# Provided material
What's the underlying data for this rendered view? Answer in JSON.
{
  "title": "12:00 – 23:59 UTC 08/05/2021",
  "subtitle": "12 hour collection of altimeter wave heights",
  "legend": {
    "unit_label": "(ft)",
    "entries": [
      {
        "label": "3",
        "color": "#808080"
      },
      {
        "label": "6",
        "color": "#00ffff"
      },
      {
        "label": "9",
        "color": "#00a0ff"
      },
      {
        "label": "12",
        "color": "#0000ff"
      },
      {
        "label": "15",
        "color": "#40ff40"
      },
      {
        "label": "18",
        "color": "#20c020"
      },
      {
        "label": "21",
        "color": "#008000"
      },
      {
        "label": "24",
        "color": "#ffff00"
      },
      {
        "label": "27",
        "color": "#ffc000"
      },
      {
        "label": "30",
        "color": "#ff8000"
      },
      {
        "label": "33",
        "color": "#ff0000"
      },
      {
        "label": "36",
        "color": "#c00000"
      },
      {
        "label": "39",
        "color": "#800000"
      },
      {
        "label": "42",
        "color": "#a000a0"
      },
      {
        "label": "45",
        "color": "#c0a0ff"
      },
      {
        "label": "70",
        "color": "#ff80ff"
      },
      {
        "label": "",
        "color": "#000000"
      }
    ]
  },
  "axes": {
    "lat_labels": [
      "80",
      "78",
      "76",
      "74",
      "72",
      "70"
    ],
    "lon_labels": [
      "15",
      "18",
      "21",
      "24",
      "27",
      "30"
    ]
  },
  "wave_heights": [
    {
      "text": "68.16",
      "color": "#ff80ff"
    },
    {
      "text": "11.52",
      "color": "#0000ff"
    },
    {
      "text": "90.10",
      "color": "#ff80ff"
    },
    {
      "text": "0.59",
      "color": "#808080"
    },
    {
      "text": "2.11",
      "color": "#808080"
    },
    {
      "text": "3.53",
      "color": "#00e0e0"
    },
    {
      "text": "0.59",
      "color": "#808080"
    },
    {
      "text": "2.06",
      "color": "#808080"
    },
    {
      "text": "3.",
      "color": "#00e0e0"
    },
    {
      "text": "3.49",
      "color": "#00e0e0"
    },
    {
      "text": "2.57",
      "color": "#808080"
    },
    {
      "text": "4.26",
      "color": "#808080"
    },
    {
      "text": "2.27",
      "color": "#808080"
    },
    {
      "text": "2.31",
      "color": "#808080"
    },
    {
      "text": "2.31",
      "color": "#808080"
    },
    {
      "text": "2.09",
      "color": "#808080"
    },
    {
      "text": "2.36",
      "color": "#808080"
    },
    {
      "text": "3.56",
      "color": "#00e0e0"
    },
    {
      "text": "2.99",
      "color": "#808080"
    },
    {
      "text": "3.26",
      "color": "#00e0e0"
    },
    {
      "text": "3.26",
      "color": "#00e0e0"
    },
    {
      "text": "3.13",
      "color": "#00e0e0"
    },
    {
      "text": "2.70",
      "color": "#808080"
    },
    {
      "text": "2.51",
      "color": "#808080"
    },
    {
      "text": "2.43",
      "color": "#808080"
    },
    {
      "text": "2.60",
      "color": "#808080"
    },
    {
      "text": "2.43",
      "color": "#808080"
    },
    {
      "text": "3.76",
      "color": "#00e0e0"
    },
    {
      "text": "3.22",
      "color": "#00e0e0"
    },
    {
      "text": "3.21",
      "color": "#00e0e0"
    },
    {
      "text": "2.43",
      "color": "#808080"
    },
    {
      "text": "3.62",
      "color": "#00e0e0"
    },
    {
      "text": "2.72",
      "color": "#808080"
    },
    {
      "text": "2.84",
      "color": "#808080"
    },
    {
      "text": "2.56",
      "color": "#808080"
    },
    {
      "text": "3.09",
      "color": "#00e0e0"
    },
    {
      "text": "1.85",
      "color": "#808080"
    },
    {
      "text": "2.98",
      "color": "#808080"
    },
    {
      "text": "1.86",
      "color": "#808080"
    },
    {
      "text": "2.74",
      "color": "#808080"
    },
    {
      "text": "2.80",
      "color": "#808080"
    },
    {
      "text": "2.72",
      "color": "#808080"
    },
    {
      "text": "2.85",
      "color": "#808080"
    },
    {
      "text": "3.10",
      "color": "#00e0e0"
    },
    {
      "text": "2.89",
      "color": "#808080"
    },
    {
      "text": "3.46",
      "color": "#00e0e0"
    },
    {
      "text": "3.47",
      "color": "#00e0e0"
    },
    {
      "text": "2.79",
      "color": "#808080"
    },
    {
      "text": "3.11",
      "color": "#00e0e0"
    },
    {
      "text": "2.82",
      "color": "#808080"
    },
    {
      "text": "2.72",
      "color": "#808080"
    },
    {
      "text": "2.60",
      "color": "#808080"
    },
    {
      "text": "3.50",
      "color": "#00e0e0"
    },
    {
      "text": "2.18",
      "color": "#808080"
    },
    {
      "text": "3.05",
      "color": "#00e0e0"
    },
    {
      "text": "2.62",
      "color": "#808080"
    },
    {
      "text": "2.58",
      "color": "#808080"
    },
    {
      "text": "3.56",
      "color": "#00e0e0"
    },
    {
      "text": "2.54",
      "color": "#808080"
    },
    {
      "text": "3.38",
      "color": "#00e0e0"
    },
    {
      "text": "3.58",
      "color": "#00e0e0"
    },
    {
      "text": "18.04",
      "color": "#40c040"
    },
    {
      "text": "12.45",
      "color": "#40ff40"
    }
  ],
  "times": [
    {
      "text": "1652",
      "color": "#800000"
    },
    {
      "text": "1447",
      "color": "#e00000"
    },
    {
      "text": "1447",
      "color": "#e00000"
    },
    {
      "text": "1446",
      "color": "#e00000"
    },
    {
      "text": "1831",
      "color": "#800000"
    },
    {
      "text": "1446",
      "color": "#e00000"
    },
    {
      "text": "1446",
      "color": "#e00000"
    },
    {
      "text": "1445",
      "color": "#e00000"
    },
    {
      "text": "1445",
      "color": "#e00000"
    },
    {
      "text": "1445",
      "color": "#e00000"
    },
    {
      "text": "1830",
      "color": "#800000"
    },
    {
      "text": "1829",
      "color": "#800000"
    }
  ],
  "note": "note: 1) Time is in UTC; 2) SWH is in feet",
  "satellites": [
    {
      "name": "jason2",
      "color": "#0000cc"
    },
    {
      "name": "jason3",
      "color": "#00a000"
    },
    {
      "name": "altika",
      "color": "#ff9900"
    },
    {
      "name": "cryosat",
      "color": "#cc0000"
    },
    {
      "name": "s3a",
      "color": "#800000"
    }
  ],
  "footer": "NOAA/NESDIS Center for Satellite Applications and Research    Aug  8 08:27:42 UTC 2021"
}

# Instruction
Nothing may be left out: return each entry exactly as it reads.

# Expected answer
What's the underlying data for this rendered view? Answer in JSON.
{
  "title": "12:00 – 23:59 UTC 08/05/2021",
  "subtitle": "12 hour collection of altimeter wave heights",
  "legend": {
    "unit_label": "(ft)",
    "entries": [
      {
        "label": "3",
        "color": "#808080"
      },
      {
        "label": "6",
        "color": "#00ffff"
      },
      {
        "label": "9",
        "color": "#00a0ff"
      },
      {
        "label": "12",
        "color": "#0000ff"
      },
      {
        "label": "15",
        "color": "#40ff40"
      },
      {
        "label": "18",
        "color": "#20c020"
      },
      {
        "label": "21",
        "color": "#008000"
      },
      {
        "label": "24",
        "color": "#ffff00"
      },
      {
        "label": "27",
        "color": "#ffc000"
      },
      {
        "label": "30",
        "color": "#ff8000"
      },
      {
        "label": "33",
        "color": "#ff0000"
      },
      {
        "label": "36",
        "color": "#c00000"
      },
      {
        "label": "39",
        "color": "#800000"
      },
      {
        "label": "42",
        "color": "#a000a0"
      },
      {
        "label": "45",
        "color": "#c0a0ff"
      },
      {
        "label": "70",
        "color": "#ff80ff"
      },
      {
        "label": "",
        "color": "#000000"
      }
    ]
  },
  "axes": {
    "lat_labels": [
      "80",
      "78",
      "76",
      "74",
      "72",
      "70"
    ],
    "lon_labels": [
      "15",
      "18",
      "21",
      "24",
      "27",
      "30"
    ]
  },
  "wave_heights": [
    {
      "text": "68.16",
      "color": "#ff80ff"
    },
    {
      "text": "11.52",
      "color": "#0000ff"
    },
    {
      "text": "90.10",
      "color": "#ff80ff"
    },
    {
      "text": "0.59",
      "color": "#808080"
    },
    {
      "text": "2.11",
      "color": "#808080"
    },
    {
      "text": "3.53",
      "color": "#00e0e0"
    },
    {
      "text": "0.59",
      "color": "#808080"
    },
    {
      "text": "2.06",
      "color": "#808080"
    },
    {
      "text": "3.",
      "color": "#00e0e0"
    },
    {
      "text": "3.49",
      "color": "#00e0e0"
    },
    {
      "text": "2.57",
      "color": "#808080"
    },
    {
      "text": "4.26",
      "color": "#808080"
    },
    {
      "text": "2.27",
      "color": "#808080"
    },
    {
      "text": "2.31",
      "color": "#808080"
    },
    {
      "text": "2.31",
      "color": "#808080"
    },
    {
      "text": "2.09",
      "color": "#808080"
    },
    {
      "text": "2.36",
      "color": "#808080"
    },
    {
      "text": "3.56",
      "color": "#00e0e0"
    },
    {
      "text": "2.99",
      "color": "#808080"
    },
    {
      "text": "3.26",
      "color": "#00e0e0"
    },
    {
      "text": "3.26",
      "color": "#00e0e0"
    },
    {
      "text": "3.13",
      "color": "#00e0e0"
    },
    {
      "text": "2.70",
      "color": "#808080"
    },
    {
      "text": "2.51",
      "color": "#808080"
    },
    {
      "text": "2.43",
      "color": "#808080"
    },
    {
      "text": "2.60",
      "color": "#808080"
    },
    {
      "text": "2.43",
      "color": "#808080"
    },
    {
      "text": "3.76",
      "color": "#00e0e0"
    },
    {
      "text": "3.22",
      "color": "#00e0e0"
    },
    {
      "text": "3.21",
      "color": "#00e0e0"
    },
    {
      "text": "2.43",
      "color": "#808080"
    },
    {
      "text": "3.62",
      "color": "#00e0e0"
    },
    {
      "text": "2.72",
      "color": "#808080"
    },
    {
      "text": "2.84",
      "color": "#808080"
    },
    {
      "text": "2.56",
      "color": "#808080"
    },
    {
      "text": "3.09",
      "color": "#00e0e0"
    },
    {
      "text": "1.85",
      "color": "#808080"
    },
    {
      "text": "2.98",
      "color": "#808080"
    },
    {
      "text": "1.86",
      "color": "#808080"
    },
    {
      "text": "2.74",
      "color": "#808080"
    },
    {
      "text": "2.80",
      "color": "#808080"
    },
    {
      "text": "2.72",
      "color": "#808080"
    },
    {
      "text": "2.85",
      "color": "#808080"
    },
    {
      "text": "3.10",
      "color": "#00e0e0"
    },
    {
      "text": "2.89",
      "color": "#808080"
    },
    {
      "text": "3.46",
      "color": "#00e0e0"
    },
    {
      "text": "3.47",
      "color": "#00e0e0"
    },
    {
      "text": "2.79",
      "color": "#808080"
    },
    {
      "text": "3.11",
      "color": "#00e0e0"
    },
    {
      "text": "2.82",
      "color": "#808080"
    },
    {
      "text": "2.72",
      "color": "#808080"
    },
    {
      "text": "2.60",
      "color": "#808080"
    },
    {
      "text": "3.50",
      "color": "#00e0e0"
    },
    {
      "text": "2.18",
      "color": "#808080"
    },
    {
      "text": "3.05",
      "color": "#00e0e0"
    },
    {
      "text": "2.62",
      "color": "#808080"
    },
    {
      "text": "2.58",
      "color": "#808080"
    },
    {
      "text": "3.56",
      "color": "#00e0e0"
    },
    {
      "text": "2.54",
      "color": "#808080"
    },
    {
      "text": "3.38",
      "color": "#00e0e0"
    },
    {
      "text": "3.58",
      "color": "#00e0e0"
    },
    {
      "text": "18.04",
      "color": "#40c040"
    },
    {
      "text": "12.45",
      "color": "#40ff40"
    }
  ],
  "times": [
    {
      "text": "1652",
      "color": "#800000"
    },
    {
      "text": "1447",
      "color": "#e00000"
    },
    {
      "text": "1447",
      "color": "#e00000"
    },
    {
      "text": "1446",
      "color": "#e00000"
    },
    {
      "text": "1831",
      "color": "#800000"
    },
    {
      "text": "1446",
      "color": "#e00000"
    },
    {
      "text": "1446",
      "color": "#e00000"
    },
    {
      "text": "1445",
      "color": "#e00000"
    },
    {
      "text": "1445",
      "color": "#e00000"
    },
    {
      "text": "1445",
      "color": "#e00000"
    },
    {
      "text": "1830",
      "color": "#800000"
    },
    {
      "text": "1829",
      "color": "#800000"
    }
  ],
  "note": "note: 1) Time is in UTC; 2) SWH is in feet",
  "satellites": [
    {
      "name": "jason2",
      "color": "#0000cc"
    },
    {
      "name": "jason3",
      "color": "#00a000"
    },
    {
      "name": "altika",
      "color": "#ff9900"
    },
    {
      "name": "cryosat",
      "color": "#cc0000"
    },
    {
      "name": "s3a",
      "color": "#800000"
    }
  ],
  "footer": "NOAA/NESDIS Center for Satellite Applications and Research    Aug  8 08:27:42 UTC 2021"
}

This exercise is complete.